>>>

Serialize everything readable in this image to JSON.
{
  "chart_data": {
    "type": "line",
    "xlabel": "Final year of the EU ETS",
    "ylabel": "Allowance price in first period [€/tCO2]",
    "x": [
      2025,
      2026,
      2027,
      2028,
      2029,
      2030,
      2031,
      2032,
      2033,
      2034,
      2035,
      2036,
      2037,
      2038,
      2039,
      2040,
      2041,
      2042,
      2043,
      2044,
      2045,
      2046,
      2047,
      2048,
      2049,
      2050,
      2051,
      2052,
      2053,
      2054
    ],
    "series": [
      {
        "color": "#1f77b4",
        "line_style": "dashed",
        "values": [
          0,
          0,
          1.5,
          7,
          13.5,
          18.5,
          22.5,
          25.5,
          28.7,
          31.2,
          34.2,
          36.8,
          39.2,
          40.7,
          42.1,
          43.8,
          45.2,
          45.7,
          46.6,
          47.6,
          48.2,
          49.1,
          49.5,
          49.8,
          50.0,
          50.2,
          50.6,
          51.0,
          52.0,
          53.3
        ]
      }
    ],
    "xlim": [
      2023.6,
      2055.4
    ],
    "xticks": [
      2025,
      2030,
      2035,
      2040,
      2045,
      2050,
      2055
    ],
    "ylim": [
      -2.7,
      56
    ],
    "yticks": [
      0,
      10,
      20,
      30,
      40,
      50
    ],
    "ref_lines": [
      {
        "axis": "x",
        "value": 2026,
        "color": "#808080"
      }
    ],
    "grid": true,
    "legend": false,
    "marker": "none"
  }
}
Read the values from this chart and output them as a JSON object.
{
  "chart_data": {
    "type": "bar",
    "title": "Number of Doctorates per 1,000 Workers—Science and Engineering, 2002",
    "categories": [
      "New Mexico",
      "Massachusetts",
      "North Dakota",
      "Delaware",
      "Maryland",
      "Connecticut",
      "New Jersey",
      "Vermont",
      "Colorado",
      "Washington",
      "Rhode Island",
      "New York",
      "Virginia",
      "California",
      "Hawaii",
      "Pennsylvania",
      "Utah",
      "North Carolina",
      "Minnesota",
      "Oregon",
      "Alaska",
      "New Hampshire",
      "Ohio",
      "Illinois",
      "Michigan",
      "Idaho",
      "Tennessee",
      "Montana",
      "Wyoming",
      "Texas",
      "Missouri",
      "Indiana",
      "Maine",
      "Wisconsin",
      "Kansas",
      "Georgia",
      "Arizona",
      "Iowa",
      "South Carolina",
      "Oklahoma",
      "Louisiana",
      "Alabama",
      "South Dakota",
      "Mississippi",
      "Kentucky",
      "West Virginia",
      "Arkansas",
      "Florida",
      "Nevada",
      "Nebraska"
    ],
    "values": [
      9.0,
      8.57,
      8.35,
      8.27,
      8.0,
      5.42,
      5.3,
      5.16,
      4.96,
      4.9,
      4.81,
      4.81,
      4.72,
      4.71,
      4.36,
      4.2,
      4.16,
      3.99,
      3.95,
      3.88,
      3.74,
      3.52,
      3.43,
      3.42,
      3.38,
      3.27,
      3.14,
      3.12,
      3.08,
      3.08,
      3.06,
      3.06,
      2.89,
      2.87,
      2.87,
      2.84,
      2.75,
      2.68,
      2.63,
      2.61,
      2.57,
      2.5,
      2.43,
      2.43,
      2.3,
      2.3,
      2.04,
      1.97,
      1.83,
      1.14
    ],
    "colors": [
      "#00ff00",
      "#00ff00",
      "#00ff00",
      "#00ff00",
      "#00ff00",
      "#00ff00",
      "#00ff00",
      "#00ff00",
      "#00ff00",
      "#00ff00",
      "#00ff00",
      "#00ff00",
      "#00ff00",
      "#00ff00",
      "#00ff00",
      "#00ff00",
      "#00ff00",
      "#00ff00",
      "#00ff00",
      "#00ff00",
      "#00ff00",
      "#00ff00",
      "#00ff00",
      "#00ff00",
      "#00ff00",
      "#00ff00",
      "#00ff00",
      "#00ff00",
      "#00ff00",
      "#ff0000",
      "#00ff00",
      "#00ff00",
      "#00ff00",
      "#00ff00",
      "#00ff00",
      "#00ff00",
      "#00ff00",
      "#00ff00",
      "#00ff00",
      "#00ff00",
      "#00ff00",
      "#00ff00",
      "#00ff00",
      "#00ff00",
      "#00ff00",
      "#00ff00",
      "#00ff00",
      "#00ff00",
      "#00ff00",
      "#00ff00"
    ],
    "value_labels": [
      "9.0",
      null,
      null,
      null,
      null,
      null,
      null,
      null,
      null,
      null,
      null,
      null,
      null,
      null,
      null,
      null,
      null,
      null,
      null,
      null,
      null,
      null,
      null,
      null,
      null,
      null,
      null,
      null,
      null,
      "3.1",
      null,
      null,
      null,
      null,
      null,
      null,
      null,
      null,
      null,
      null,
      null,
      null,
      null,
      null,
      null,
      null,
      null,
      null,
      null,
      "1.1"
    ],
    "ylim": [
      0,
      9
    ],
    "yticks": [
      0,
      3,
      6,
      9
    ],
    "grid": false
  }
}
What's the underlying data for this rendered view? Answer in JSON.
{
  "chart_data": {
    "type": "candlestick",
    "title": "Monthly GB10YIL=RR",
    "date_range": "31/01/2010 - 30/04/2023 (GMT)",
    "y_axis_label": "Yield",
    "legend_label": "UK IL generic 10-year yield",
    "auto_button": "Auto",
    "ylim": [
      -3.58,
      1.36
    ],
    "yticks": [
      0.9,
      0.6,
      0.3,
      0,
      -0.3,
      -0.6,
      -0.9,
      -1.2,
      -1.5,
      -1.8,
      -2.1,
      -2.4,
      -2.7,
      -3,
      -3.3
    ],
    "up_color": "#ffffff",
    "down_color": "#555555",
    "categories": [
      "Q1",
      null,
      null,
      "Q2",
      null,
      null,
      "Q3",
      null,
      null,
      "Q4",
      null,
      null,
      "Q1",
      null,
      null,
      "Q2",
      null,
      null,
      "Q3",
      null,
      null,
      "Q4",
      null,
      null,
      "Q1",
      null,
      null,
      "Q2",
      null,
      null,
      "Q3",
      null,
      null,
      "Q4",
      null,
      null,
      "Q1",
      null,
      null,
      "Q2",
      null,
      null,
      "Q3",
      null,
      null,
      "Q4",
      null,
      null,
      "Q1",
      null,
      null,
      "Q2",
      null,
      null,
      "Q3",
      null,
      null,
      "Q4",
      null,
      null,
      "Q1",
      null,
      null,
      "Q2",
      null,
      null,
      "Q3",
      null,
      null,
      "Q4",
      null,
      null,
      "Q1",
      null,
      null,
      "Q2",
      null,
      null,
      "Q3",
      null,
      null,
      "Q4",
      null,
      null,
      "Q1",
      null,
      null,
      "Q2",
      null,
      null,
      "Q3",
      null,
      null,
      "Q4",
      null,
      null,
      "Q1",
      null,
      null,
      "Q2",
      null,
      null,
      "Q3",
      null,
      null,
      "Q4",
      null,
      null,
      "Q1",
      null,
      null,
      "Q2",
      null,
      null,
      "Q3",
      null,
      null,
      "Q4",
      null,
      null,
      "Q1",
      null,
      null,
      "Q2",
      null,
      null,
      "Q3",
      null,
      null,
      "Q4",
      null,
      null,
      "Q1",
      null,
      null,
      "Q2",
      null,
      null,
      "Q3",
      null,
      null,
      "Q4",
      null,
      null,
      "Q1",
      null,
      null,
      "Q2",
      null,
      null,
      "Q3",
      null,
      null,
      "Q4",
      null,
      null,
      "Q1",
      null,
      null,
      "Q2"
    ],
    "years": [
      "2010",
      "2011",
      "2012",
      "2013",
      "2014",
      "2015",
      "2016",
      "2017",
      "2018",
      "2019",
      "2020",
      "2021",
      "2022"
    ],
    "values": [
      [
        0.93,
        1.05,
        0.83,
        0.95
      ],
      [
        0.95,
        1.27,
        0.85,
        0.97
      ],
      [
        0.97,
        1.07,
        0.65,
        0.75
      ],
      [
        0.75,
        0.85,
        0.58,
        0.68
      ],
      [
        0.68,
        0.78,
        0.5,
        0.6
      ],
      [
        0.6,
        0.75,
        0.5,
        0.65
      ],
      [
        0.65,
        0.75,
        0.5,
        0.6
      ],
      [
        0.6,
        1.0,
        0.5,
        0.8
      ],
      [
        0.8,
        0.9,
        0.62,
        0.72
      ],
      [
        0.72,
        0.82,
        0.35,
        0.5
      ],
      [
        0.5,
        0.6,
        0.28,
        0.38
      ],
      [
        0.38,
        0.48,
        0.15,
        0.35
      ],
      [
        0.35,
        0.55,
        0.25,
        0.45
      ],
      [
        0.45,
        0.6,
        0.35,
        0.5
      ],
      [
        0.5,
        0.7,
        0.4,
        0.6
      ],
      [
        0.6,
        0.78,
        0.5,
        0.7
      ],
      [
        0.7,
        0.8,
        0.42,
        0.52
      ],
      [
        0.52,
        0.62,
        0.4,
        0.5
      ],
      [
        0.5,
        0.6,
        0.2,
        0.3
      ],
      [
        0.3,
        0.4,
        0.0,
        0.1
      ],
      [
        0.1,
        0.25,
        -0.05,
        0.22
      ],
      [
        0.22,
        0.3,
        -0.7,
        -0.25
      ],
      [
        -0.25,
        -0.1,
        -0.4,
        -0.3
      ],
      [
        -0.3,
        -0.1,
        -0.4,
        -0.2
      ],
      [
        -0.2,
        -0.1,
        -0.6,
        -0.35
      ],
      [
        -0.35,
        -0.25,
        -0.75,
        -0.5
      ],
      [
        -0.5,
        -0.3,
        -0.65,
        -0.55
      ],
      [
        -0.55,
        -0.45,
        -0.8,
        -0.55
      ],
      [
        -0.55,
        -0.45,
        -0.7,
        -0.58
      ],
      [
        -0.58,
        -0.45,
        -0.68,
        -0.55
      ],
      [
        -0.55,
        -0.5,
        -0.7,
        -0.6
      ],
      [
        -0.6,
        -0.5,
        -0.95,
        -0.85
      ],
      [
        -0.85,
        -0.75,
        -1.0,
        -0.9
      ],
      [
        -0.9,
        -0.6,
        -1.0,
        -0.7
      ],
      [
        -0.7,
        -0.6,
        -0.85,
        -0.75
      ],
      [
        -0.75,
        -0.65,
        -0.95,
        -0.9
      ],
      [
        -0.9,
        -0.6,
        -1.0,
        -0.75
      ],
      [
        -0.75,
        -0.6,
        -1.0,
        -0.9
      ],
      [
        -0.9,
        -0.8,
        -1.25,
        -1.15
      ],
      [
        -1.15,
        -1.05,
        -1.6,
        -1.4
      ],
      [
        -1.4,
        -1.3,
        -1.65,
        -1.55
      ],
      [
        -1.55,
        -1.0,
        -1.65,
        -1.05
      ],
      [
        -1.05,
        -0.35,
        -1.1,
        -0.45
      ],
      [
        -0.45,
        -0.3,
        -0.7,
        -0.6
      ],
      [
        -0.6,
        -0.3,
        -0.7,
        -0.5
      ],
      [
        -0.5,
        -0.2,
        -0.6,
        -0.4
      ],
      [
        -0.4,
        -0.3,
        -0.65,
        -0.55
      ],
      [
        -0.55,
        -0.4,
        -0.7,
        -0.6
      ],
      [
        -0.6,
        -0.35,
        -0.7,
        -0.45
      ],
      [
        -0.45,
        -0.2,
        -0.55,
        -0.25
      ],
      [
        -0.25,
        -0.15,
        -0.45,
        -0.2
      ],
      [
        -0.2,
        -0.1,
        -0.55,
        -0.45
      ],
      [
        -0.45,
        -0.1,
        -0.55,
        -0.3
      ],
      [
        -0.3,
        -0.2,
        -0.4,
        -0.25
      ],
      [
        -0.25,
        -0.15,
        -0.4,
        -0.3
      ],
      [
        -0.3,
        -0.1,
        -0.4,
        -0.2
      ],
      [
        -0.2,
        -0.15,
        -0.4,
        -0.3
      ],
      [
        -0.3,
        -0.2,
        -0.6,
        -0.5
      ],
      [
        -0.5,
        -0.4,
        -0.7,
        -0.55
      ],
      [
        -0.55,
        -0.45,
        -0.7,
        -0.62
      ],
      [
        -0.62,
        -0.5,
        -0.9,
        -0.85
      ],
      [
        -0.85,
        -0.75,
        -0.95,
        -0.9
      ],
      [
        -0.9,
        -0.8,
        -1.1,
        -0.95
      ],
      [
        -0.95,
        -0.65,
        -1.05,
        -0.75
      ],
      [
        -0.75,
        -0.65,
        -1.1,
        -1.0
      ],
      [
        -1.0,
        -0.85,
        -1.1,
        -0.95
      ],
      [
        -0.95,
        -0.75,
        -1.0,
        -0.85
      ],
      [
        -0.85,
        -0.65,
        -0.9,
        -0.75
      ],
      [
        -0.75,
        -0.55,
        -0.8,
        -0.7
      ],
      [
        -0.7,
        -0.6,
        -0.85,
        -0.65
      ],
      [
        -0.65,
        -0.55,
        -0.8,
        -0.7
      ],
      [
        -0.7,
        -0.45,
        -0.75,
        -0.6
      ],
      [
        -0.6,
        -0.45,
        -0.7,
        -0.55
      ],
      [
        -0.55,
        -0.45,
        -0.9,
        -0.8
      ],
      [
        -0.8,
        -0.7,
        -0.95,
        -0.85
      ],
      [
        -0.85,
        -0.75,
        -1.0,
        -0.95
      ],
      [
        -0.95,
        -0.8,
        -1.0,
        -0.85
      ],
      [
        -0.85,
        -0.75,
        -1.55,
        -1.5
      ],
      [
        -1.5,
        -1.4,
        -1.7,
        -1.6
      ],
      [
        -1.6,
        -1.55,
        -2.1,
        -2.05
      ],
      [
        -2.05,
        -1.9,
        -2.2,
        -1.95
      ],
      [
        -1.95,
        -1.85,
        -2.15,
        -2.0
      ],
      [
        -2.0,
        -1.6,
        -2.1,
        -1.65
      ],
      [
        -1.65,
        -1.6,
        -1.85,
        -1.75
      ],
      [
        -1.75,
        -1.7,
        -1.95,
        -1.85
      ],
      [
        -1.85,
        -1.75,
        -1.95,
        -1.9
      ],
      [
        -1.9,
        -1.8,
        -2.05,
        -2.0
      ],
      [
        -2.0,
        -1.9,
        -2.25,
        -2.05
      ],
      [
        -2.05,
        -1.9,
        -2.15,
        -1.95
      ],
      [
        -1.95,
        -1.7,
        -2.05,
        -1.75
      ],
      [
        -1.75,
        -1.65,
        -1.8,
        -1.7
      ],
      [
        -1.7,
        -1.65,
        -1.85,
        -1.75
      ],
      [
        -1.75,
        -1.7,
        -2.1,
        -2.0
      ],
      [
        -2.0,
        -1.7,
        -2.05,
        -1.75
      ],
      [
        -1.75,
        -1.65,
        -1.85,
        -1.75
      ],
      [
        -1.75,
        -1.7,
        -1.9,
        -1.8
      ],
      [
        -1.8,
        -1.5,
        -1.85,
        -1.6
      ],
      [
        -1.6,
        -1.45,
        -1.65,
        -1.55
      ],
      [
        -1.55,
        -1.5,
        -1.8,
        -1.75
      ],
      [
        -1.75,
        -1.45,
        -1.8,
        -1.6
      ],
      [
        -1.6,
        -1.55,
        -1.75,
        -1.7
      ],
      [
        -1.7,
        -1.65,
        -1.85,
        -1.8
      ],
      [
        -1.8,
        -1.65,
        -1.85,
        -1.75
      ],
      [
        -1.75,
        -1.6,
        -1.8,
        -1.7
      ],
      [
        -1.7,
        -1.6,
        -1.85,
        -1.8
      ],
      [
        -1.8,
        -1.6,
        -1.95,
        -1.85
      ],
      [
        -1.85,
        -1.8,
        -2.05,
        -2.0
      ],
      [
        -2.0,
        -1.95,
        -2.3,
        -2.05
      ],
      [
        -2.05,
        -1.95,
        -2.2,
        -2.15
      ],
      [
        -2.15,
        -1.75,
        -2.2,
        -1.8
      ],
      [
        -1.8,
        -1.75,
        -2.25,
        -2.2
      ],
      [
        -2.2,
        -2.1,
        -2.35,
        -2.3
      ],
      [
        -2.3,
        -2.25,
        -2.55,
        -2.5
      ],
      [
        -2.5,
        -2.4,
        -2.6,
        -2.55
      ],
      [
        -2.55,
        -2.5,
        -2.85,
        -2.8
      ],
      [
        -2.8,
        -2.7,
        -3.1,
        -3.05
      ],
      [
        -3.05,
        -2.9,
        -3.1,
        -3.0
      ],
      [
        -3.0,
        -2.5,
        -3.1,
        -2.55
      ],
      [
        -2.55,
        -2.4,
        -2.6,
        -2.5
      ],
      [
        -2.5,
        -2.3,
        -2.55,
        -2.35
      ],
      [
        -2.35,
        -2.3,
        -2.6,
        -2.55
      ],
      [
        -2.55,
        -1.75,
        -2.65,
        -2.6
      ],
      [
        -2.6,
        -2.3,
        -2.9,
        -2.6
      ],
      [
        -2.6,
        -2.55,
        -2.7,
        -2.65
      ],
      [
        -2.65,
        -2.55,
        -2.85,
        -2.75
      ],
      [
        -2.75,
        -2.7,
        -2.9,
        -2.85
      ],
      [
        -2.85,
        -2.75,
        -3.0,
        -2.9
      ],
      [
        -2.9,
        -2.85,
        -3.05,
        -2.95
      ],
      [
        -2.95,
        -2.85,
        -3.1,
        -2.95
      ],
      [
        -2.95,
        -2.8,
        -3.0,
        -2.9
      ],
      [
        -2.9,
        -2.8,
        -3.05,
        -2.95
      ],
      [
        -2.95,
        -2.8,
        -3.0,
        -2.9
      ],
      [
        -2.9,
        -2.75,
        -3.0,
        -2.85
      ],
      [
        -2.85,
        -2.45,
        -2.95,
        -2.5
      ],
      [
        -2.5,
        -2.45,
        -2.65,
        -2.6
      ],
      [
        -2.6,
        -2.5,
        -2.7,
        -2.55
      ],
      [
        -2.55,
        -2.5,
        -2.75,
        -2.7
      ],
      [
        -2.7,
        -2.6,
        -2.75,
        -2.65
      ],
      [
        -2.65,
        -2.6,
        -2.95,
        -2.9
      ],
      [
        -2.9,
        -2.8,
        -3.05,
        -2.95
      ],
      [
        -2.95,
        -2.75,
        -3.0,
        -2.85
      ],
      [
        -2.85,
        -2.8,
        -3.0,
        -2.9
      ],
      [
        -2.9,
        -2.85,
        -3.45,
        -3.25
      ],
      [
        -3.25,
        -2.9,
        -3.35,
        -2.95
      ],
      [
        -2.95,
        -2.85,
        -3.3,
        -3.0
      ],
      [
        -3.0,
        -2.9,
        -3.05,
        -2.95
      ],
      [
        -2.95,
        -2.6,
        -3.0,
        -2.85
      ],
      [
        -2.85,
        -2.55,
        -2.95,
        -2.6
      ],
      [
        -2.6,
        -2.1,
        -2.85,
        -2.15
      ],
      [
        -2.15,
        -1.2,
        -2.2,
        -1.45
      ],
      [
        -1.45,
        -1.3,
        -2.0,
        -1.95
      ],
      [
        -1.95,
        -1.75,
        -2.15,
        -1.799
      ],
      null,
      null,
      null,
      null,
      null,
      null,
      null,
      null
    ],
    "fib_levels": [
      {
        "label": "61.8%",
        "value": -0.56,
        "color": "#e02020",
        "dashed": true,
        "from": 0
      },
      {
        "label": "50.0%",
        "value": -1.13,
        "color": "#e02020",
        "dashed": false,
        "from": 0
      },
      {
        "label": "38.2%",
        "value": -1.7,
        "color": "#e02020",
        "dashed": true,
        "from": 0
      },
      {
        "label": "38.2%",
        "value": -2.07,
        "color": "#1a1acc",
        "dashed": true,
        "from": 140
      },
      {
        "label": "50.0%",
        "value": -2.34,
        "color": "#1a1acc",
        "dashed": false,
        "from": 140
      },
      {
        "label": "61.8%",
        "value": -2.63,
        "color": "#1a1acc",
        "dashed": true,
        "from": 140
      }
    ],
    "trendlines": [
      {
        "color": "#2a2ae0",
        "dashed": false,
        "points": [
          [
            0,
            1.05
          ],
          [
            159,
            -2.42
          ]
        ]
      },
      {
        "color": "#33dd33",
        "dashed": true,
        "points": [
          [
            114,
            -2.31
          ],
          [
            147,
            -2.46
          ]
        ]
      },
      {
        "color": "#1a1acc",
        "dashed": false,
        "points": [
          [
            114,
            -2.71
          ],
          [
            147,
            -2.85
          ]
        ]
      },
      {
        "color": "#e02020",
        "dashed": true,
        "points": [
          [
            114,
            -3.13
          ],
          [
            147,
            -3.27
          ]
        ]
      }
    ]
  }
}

<<<

__Problem__.
Using the entries above, return each line in which the word "JSON" occurs.

__Task output__.
Serialize everything readable in this image to JSON.
Read the values from this chart and output them as a JSON object.
What's the underlying data for this rendered view? Answer in JSON.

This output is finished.